= PASSAGE TO READ =
The scientific method is not universally recognized as the sole medium for advancing knowledge.
The scientific method is not universally recognized as the sole medium for advancing knowledge, Paul Feyerabend’s opinion is that epistemological anarchism is probably the only paradigm that allowed science and knowledge to reach their current levels (Feyerabend, 1993). He criticized any standardized methodology or any possible authority for science. This opinion stands on various considerations, one of which is that a large number of all scientific discoveries are estimated to have been stumbled upon, rather than sought out. Several prestigious scientists consider themselves lucky; Louis Pasteur is credited with the saying “Luck favors the prepared mind” and, more recently, Nassim Nicholas Taleb, a former market analyst, developed the concept of “anti-fragility” as the capability to be ready to profit from chance.
Within a robotic framework, the considerations above bring us toward two aspects: interaction and replication. We need, as a research community, to exchange our experiences, our algorithms, the pieces of code since we need to replicate the experiments, to find bugs or theoretical flaws, and to benchmark. Let us thus have a closer look at the robotics case.

= DIRECTIVE A =
In the entries, extract the part that opens with the line containing "- bar: [609, 312, 640, 454]" and closes with the line containing "- bar: [972, 326, 1004, 454]". Copy both of those lines and everything between them unchanged.
The entries below have no connection to the passage on the scientific method.

= DATASET RECORDS =
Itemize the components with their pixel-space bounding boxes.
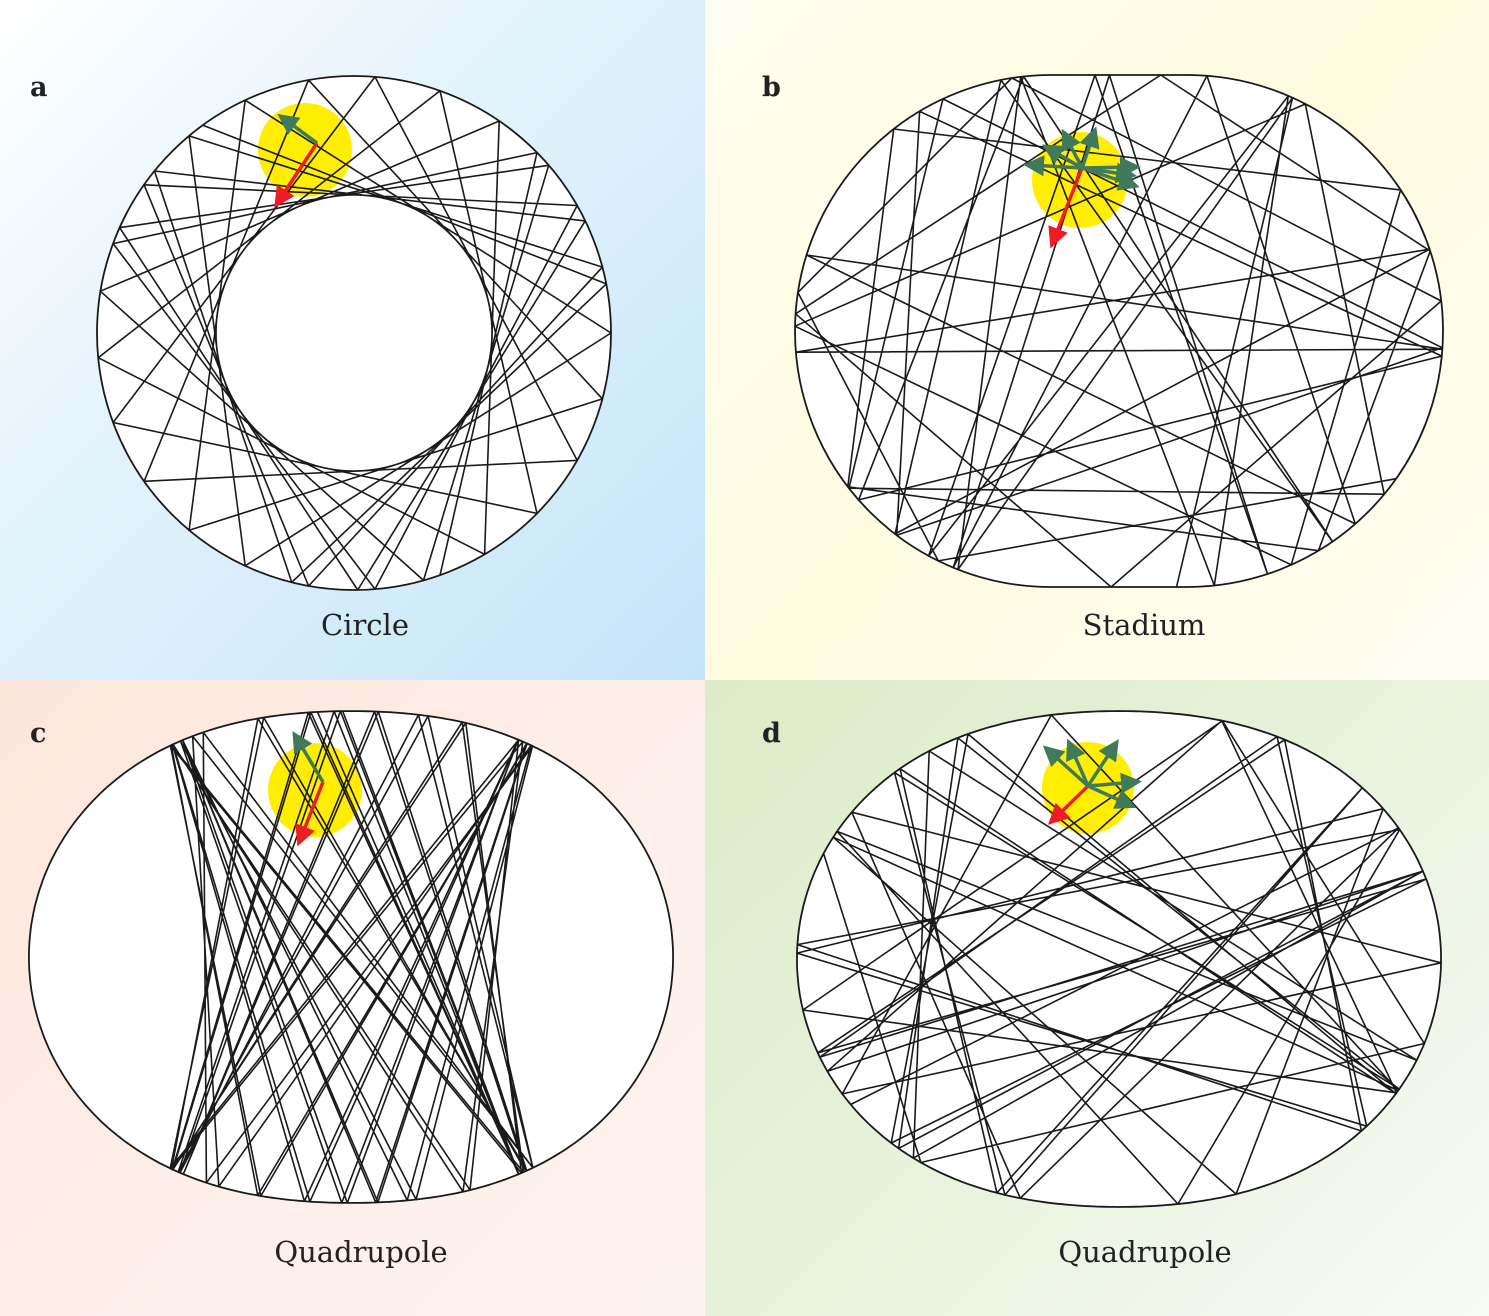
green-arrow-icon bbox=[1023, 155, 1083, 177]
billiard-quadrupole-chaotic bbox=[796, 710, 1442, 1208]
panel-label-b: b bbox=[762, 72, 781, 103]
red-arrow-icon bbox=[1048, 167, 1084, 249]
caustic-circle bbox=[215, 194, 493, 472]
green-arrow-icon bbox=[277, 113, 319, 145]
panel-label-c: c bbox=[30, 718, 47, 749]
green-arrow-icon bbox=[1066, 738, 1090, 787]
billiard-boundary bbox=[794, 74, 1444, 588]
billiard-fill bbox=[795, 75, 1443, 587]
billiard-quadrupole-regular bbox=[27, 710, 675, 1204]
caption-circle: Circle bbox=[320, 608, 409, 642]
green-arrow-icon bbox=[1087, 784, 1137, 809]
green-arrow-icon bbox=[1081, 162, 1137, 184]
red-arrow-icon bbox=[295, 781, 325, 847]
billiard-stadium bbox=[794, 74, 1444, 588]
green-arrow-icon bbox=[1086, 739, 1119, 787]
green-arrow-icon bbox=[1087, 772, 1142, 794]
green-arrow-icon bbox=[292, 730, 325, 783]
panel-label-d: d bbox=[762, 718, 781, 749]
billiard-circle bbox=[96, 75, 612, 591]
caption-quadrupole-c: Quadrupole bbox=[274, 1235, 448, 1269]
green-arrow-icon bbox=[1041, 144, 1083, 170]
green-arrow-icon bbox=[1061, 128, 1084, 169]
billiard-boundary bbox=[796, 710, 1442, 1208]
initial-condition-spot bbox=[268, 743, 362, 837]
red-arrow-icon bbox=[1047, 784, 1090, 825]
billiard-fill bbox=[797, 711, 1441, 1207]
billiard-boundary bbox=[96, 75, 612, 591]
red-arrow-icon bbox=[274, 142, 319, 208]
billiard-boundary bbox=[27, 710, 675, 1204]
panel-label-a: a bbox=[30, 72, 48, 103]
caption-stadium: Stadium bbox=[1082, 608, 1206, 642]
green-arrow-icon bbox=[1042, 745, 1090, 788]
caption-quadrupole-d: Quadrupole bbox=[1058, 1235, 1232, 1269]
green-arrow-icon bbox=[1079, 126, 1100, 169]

==

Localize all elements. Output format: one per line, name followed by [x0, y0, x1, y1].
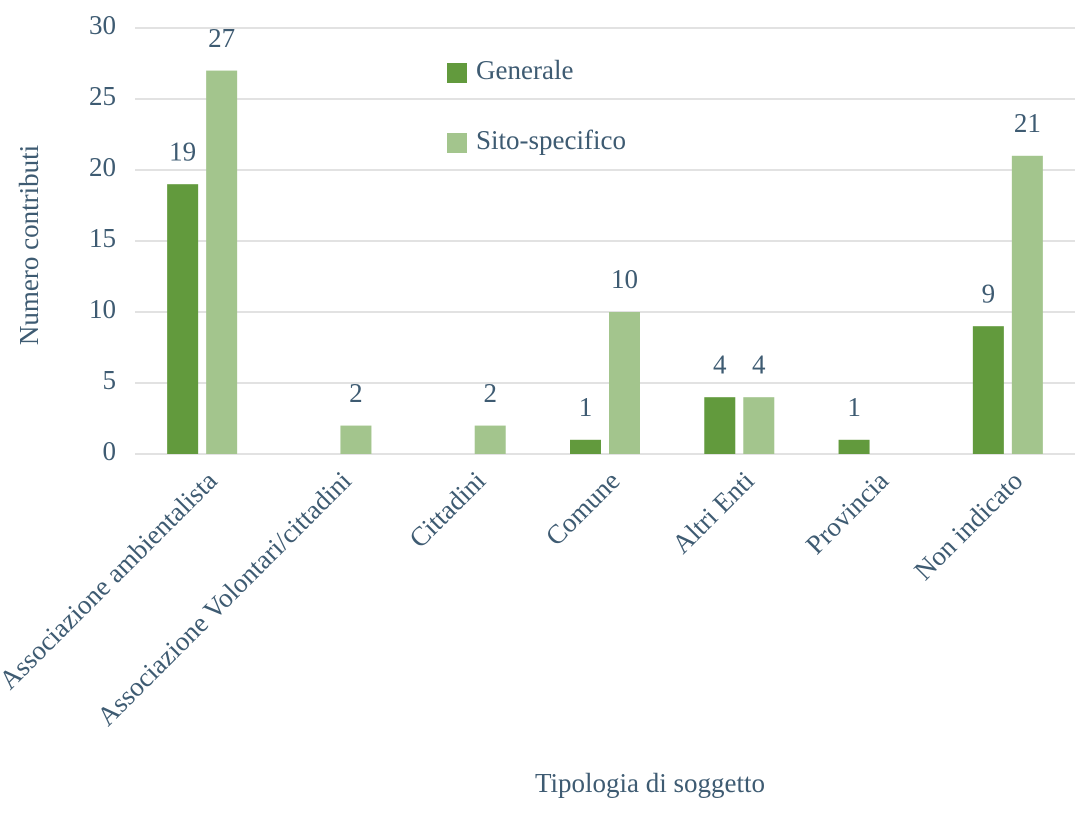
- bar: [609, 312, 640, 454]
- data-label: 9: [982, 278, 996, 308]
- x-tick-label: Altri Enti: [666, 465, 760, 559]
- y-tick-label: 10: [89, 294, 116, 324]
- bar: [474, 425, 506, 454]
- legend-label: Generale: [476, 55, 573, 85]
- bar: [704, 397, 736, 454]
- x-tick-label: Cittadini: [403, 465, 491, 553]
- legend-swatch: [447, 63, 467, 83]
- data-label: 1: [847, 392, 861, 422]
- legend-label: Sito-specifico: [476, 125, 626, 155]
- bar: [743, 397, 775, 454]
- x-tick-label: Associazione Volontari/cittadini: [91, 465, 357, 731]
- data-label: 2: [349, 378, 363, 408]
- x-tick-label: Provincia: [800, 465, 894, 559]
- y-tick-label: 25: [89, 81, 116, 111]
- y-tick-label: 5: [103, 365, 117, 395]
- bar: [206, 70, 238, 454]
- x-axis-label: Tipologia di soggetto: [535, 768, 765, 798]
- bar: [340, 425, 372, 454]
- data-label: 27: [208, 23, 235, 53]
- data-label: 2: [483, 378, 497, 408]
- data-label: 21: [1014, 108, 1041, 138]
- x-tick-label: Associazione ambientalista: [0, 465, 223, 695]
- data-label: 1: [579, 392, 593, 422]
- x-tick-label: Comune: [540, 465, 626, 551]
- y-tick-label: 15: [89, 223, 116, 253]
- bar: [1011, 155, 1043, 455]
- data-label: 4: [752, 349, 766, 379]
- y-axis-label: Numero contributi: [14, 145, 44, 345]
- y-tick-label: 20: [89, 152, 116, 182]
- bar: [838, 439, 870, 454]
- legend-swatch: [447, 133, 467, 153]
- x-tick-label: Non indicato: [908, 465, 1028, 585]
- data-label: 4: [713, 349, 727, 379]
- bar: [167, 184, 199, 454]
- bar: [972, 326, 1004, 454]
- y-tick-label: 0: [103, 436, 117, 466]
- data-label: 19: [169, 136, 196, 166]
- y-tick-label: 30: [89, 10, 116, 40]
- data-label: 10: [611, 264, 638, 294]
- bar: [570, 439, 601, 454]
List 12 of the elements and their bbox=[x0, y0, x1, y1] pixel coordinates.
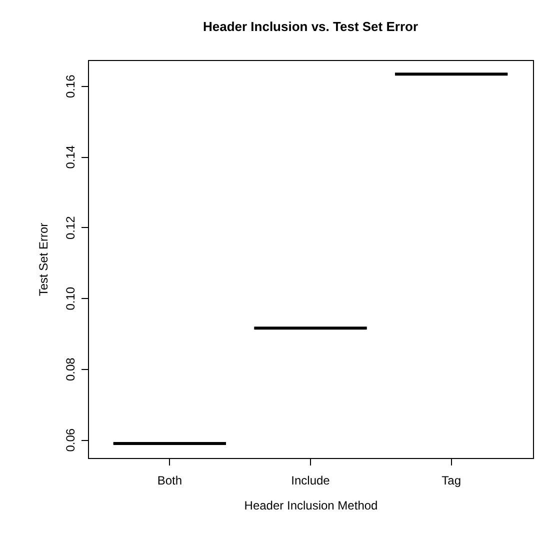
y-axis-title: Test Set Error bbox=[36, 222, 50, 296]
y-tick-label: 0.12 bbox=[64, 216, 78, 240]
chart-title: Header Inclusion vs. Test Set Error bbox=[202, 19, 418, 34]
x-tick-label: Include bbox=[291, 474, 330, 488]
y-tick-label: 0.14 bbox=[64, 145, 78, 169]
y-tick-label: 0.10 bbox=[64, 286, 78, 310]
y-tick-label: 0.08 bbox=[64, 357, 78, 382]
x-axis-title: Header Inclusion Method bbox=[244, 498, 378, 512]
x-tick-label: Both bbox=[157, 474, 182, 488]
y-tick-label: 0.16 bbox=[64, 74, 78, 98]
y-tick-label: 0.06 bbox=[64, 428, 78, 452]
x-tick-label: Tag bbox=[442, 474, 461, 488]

...

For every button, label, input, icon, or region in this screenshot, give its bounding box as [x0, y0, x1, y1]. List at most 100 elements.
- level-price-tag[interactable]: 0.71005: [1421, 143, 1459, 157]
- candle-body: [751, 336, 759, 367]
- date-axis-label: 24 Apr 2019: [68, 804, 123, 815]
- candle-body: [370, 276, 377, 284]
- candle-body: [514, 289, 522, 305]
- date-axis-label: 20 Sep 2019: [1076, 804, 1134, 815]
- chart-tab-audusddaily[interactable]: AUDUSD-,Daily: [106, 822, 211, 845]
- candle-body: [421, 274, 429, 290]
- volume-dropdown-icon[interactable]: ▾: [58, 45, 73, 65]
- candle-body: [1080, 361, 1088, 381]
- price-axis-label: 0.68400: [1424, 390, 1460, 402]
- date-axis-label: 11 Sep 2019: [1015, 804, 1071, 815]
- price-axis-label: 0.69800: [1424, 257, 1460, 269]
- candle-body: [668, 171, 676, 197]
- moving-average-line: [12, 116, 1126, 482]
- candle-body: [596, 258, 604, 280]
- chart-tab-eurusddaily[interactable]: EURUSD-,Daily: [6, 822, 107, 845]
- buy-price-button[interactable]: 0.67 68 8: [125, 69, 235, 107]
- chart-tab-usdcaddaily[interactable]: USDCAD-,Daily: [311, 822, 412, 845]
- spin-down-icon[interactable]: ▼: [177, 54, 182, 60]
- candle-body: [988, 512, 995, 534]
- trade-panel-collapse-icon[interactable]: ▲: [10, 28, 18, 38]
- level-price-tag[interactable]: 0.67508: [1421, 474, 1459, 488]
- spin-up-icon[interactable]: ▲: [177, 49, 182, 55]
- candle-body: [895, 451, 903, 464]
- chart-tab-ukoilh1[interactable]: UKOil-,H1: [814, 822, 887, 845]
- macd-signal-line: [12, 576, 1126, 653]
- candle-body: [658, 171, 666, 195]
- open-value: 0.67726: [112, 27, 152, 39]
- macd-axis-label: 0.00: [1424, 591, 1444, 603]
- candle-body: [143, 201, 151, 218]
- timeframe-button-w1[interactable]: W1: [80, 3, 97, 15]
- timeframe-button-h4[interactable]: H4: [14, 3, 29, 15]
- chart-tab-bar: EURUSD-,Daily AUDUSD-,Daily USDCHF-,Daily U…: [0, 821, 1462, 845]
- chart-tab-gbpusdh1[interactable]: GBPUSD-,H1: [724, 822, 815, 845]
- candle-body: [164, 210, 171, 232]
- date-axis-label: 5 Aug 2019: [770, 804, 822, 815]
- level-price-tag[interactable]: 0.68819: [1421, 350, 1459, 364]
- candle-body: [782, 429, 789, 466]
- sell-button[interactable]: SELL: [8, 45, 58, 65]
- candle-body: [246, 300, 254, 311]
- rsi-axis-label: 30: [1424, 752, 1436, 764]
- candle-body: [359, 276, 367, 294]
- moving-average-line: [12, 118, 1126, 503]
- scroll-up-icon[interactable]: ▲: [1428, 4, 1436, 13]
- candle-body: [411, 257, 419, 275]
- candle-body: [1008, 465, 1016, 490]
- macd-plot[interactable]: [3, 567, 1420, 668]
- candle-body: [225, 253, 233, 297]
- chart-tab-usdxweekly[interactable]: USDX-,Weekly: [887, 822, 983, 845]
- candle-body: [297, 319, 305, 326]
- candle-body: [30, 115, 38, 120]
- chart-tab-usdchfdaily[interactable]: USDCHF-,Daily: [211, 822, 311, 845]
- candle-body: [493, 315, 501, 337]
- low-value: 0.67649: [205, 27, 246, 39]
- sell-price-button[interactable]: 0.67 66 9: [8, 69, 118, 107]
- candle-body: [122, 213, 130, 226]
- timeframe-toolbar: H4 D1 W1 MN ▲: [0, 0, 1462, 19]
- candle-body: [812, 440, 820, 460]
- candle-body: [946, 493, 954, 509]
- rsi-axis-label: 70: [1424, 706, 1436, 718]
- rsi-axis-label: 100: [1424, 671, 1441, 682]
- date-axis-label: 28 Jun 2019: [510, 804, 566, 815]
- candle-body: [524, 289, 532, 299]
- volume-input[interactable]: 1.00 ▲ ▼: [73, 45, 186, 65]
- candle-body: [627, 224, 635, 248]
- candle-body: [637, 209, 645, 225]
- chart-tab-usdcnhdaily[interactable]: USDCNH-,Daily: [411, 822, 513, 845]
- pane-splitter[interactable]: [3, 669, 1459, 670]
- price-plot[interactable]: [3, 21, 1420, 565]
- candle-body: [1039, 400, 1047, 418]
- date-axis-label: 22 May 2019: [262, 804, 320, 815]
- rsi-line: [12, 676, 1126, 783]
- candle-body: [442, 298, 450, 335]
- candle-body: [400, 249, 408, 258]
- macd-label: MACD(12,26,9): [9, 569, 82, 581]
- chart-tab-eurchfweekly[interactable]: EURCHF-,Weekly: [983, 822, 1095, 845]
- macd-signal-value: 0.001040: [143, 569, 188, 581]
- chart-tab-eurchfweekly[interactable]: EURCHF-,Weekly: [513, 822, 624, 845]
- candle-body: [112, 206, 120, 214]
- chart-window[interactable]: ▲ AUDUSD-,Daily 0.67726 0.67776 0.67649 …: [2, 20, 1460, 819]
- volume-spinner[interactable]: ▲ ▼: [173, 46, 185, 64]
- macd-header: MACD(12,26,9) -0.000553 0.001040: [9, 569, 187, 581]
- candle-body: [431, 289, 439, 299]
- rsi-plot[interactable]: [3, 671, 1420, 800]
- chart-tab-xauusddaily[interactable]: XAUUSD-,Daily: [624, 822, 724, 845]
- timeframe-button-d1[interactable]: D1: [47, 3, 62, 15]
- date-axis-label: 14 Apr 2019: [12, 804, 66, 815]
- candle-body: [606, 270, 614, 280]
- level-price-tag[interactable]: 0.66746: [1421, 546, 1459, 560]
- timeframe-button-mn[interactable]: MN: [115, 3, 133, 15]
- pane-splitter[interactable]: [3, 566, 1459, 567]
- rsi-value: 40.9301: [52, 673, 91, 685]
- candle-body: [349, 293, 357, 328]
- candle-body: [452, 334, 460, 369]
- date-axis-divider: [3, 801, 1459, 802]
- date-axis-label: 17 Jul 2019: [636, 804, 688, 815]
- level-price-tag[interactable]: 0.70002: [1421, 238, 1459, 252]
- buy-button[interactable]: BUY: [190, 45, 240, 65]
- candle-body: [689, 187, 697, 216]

= DIRECTIVE B =
Condense the paragraph of the passage on the scientific method that begins "Within a robotic framework" into a shorter version that keeps its main facts.

= REPLY A =
- bar: [609, 312, 640, 454]
- data-label: 9: [982, 278, 996, 308]
- x-tick-label: Altri Enti: [666, 465, 760, 559]
- y-tick-label: 10: [89, 294, 116, 324]
- bar: [474, 425, 506, 454]
- legend-label: Generale: [476, 55, 573, 85]
- bar: [704, 397, 736, 454]
- x-tick-label: Cittadini: [403, 465, 491, 553]
- legend-swatch: [447, 63, 467, 83]
- data-label: 1: [847, 392, 861, 422]
- legend-label: Sito-specifico: [476, 125, 626, 155]
- bar: [743, 397, 775, 454]
- x-tick-label: Associazione Volontari/cittadini: [91, 465, 357, 731]
- data-label: 2: [349, 378, 363, 408]
- x-tick-label: Provincia: [800, 465, 894, 559]
- y-tick-label: 25: [89, 81, 116, 111]
- y-tick-label: 5: [103, 365, 117, 395]
- bar: [206, 70, 238, 454]
- x-axis-label: Tipologia di soggetto: [535, 768, 765, 798]
- bar: [340, 425, 372, 454]
- data-label: 27: [208, 23, 235, 53]
- data-label: 2: [483, 378, 497, 408]
- data-label: 21: [1014, 108, 1041, 138]
- x-tick-label: Associazione ambientalista: [0, 465, 223, 695]
- data-label: 1: [579, 392, 593, 422]
- x-tick-label: Comune: [540, 465, 626, 551]
- y-tick-label: 15: [89, 223, 116, 253]
- bar: [1011, 155, 1043, 455]
- data-label: 4: [752, 349, 766, 379]
- y-axis-label: Numero contributi: [14, 145, 44, 345]
- y-tick-label: 20: [89, 152, 116, 182]
- bar: [838, 439, 870, 454]
- legend-swatch: [447, 133, 467, 153]
- x-tick-label: Non indicato: [908, 465, 1028, 585]
- data-label: 4: [713, 349, 727, 379]
- bar: [167, 184, 199, 454]
- bar: [972, 326, 1004, 454]

= REPLY B =
In robotics, these considerations point to two aspects: interaction and replication. The research community must share experiences, algorithms and code so that experiments can be replicated, bugs or theoretical flaws found, and results benchmarked.